#### YOUR OBJECTIVE:
In the material below, find each line holding the string "title" and copy it.

#### INPUT RECORDS:
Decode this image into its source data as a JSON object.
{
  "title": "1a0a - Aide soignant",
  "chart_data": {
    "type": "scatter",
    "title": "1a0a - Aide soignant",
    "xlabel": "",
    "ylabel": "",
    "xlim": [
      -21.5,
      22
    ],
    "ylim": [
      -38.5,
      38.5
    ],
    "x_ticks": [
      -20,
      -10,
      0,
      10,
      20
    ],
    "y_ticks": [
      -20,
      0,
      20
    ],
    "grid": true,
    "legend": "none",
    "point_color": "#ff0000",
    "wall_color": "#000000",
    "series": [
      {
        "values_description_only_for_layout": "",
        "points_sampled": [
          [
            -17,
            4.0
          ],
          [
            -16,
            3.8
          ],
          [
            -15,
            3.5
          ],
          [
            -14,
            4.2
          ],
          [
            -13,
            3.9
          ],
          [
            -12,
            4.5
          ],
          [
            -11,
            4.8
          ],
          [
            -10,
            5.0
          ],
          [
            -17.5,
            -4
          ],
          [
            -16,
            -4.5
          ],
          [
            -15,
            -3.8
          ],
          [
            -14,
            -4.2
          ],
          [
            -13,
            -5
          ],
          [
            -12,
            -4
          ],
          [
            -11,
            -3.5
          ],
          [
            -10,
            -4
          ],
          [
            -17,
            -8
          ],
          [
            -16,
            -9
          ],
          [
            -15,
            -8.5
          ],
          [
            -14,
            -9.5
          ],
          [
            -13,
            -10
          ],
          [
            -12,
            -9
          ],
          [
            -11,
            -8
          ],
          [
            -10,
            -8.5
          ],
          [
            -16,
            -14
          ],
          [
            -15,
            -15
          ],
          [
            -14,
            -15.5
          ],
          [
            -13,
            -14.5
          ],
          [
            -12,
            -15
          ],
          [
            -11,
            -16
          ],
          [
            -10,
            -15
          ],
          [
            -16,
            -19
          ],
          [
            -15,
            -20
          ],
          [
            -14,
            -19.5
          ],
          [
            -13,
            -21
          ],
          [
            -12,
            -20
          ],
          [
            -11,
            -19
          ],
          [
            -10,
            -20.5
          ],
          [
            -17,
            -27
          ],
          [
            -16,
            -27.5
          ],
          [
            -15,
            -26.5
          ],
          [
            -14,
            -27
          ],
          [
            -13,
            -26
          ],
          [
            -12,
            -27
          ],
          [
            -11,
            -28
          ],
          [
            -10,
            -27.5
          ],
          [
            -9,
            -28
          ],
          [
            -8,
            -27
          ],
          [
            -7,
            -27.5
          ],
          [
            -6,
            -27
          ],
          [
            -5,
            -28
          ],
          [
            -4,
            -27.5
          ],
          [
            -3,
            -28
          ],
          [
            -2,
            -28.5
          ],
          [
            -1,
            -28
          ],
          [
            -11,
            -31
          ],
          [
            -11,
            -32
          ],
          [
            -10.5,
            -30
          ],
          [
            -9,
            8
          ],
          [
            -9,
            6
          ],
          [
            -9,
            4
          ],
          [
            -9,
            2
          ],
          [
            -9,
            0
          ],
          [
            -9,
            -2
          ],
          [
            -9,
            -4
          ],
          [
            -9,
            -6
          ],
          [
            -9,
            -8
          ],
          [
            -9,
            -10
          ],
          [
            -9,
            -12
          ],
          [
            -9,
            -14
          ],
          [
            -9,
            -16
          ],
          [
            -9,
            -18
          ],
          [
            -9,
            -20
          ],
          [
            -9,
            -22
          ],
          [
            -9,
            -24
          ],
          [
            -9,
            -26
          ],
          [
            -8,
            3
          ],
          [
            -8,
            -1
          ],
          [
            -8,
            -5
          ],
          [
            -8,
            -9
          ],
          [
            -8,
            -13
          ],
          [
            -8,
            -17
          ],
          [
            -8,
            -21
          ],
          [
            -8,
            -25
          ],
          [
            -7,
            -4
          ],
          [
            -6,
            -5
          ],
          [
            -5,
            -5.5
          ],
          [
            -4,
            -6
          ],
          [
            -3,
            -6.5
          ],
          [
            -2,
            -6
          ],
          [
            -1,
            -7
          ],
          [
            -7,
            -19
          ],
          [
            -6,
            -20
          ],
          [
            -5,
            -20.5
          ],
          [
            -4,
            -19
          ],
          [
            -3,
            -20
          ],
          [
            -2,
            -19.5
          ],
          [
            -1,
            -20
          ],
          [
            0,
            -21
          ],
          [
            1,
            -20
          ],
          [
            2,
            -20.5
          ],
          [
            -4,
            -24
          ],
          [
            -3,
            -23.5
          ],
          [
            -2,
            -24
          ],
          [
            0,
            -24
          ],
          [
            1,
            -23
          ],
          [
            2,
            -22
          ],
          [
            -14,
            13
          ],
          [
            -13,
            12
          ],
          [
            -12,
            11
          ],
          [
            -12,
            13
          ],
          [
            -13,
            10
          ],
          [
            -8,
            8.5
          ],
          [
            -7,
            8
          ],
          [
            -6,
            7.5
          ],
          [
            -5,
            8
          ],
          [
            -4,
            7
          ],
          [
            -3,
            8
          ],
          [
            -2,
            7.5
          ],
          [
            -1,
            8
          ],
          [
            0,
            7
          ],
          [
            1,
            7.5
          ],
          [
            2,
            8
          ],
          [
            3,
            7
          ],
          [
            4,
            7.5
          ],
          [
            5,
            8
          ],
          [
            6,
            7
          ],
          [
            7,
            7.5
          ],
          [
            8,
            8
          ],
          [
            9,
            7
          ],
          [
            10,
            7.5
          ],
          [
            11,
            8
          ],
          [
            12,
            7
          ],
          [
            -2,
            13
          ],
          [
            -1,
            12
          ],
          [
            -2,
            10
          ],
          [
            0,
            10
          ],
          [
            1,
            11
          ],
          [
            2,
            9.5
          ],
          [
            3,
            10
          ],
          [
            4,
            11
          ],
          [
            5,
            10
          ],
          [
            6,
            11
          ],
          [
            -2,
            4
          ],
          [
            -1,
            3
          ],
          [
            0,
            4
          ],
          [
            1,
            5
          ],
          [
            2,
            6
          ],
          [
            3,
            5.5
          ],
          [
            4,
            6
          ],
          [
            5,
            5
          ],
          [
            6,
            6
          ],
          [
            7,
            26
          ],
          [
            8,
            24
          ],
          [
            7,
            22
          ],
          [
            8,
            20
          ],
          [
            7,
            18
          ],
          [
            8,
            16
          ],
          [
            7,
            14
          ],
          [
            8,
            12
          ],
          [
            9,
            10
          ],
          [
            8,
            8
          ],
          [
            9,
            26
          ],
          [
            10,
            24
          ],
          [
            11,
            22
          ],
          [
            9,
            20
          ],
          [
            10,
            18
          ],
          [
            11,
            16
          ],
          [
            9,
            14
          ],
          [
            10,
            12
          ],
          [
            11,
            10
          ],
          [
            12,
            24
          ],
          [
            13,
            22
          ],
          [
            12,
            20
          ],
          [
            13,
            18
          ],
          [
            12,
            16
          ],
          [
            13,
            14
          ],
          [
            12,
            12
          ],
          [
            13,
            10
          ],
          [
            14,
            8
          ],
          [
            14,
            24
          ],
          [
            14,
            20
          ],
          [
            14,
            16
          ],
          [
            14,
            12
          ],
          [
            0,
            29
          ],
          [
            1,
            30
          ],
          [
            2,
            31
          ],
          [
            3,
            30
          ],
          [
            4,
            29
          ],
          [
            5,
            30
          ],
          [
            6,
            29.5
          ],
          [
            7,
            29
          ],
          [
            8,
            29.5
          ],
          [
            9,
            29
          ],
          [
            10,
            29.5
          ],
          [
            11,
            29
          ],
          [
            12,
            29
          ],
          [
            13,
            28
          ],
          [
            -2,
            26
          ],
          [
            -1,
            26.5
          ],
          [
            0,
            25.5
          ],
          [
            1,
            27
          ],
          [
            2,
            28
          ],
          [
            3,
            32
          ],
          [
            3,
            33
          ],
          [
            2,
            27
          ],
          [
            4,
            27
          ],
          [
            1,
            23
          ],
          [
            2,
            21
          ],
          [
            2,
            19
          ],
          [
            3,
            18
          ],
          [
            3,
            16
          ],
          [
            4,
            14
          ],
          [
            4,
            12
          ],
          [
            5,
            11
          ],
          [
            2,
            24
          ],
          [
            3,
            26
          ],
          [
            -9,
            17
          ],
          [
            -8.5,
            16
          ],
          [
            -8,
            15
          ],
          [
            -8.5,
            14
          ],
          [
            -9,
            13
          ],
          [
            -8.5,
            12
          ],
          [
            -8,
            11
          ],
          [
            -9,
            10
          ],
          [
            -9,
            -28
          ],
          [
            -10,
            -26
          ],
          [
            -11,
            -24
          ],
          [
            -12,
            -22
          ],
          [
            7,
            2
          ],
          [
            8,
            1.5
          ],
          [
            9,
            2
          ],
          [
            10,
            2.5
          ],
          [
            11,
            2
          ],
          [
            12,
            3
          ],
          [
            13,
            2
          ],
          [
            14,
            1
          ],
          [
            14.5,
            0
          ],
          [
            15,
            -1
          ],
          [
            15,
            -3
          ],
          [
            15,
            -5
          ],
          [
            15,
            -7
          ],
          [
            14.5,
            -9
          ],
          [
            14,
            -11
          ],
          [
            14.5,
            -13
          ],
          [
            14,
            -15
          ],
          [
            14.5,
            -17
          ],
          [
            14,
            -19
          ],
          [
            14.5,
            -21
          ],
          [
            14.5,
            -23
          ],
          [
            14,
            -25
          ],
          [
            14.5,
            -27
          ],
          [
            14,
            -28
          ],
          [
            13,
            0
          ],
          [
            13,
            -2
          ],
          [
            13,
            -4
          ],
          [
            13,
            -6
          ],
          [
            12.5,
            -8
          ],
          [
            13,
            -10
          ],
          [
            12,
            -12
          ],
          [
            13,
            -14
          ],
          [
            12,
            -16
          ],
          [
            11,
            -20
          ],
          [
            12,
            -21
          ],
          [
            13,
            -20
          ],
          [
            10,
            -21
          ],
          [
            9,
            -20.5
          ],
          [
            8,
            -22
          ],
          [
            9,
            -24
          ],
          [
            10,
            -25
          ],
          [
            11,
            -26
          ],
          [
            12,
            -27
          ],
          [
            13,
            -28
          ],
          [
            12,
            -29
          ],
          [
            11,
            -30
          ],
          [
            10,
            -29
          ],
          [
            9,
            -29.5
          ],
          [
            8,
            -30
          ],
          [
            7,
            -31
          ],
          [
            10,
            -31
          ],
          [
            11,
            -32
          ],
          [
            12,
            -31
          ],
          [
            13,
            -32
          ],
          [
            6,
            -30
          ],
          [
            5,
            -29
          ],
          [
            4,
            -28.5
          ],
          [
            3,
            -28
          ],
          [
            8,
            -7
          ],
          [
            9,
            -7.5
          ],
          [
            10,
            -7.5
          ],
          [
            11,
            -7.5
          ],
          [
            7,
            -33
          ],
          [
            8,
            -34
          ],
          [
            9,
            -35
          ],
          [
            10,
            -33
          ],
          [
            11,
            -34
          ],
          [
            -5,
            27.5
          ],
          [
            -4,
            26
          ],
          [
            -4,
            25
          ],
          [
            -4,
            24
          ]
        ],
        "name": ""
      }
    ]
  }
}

#### RESPONSE FOR THIS EXERCISE:
  "title": "1a0a - Aide soignant",
    "title": "1a0a - Aide soignant",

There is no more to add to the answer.